Исходный фрагмент —
В любом случае в этом вихре притяжений и отталкиваний вокруг Розанова, так или иначе ставшего ключевой фигурой новой литературной эпохи, в последнее время появились имена и более радикальные, и более любопытные, чем Пьецух с его самым ранним и самым «демократическим» оттиском с розановского оригинала. Например, Дмитрий Галковский.
Любопытно, однако, что именно в этот момент с лирическим героем Пьецуха происходит неприятная вещь. Он вдруг меняет тихий голос «маленького» человека то ли на сочный бас светского льва, то ли на рокочущий баритон клубного завсегдатая и словно забывает о том, что по обязанности должен нести «милую чушь». Акакий Акакиевич Башмачкин, откушав чаю с баранками, не развалился на диване, а надел калоши и новую шинель (купил намедни) и отправился в салон Анны Павловны Шерер поболтать о судьбе России. И, конечно, теперь потребовал, чтобы его приняли с парадного.

Раздел данных —
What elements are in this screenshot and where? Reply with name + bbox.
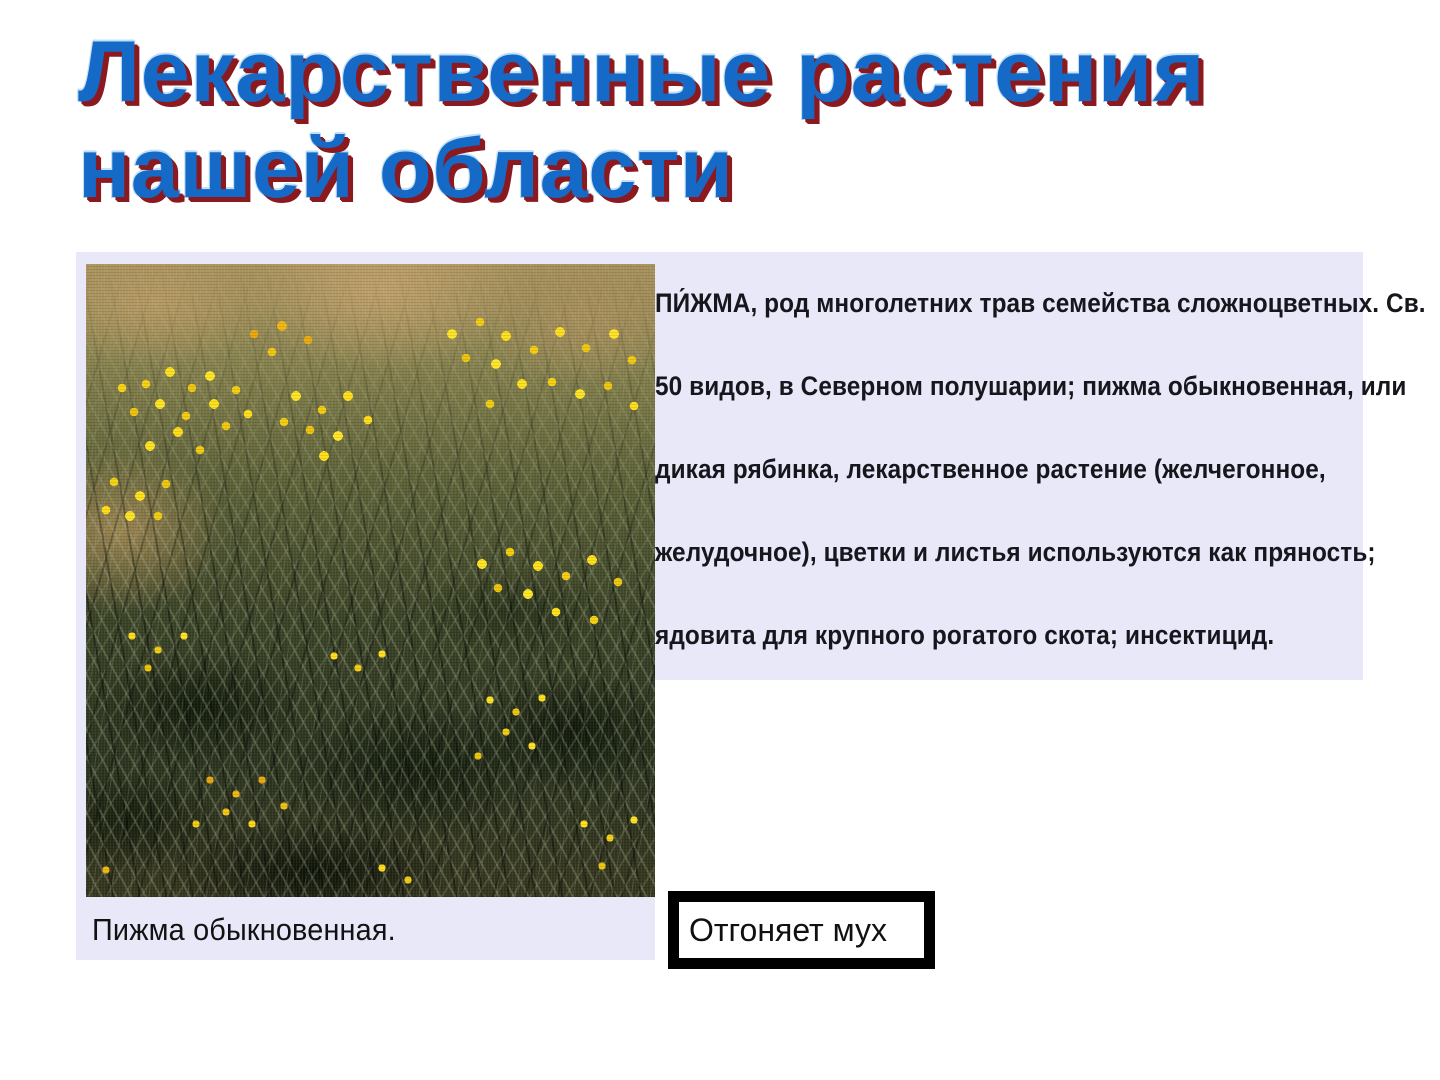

Задания —
a) Определите, согласуется ли каждое утверждение с отрывком о Розанове и Пьецухе. Ответьте «да» или «нет» и приведите решающие слова отрывка.
(i) Дмитрий Галковский приведен как пример имени, появившегося вокруг Розанова в последнее время.
(ii) Акакий Акакиевич Башмачкин после чая развалился на диване.
(iii) Башмачкин отправился в салон Анны Павловны Шерер, чтобы поболтать о судьбе России.
b) Ответьте на вопросы по отрывку о Розанове и Пьецухе.
(i) Кем Розанов стал для новой литературной эпохи?
(ii) С чем Акакий Акакиевич пил чай?
(iii) С какого входа Башмачкин теперь потребовал, чтобы его приняли?
c) Подхватите, пожалуйста, отрывок о Розанове и Пьецухе и продолжите его после последнего предложения.

Ответы к заданиям —
a)
(i) Да: «Например, Дмитрий Галковский».
(ii) Нет: «не развалился на диване, а надел калоши и новую шинель (купил намедни)».
(iii) Да: «отправился в салон Анны Павловны Шерер поболтать о судьбе России».

b)
(i) Ключевой фигурой.
(ii) С баранками.
(iii) С парадного.

c)
Пьецух постепенно стал работать не приемом, а смыслами. Между тем, именно однажды удачно найденный прием и был единственным достижением его игровой прозы. Рассказ «Центрально-Ермолевская война» — своего рода «классика» этого автора. Анекдот, возможно вычитанный из газет — странная вражда двух деревень — наложенный на сюжет гоголевской вещи об Иване Ивановиче и Иване Никифоровиче, потому и обнаруживал свой смысл, что не был придуман писателем, который всего лишь любовно совместил Жизнь и Литературу, не насилуя ни первую, ни вторую. Уже в романе-фантазии «Роммат» Пьецух идет на произвол и переписывает историю декабристов. Они не проиграли,
«Пивоваров гаркнул, напустил в глаза несколько искусственную, а потому особо страшную лютость и, резко взмахнув ружьем, всадил штык в грудь Николаю Павловичу, — император покачнулся и обомлел… Унтер-офицер Пивоваров для верности пхнул штыком еще и в основание черепа, — Николай Павлович дернулся и примолк… К полудню все было кончено. Московец Красовский в пять минут первого подошел к Бестужеву и сделал под козырек.
— Ну что, Красовский? — спросил Бестужев.
— Готово дело! Как мы их, ваше благородие! Под корень, едрена мать!»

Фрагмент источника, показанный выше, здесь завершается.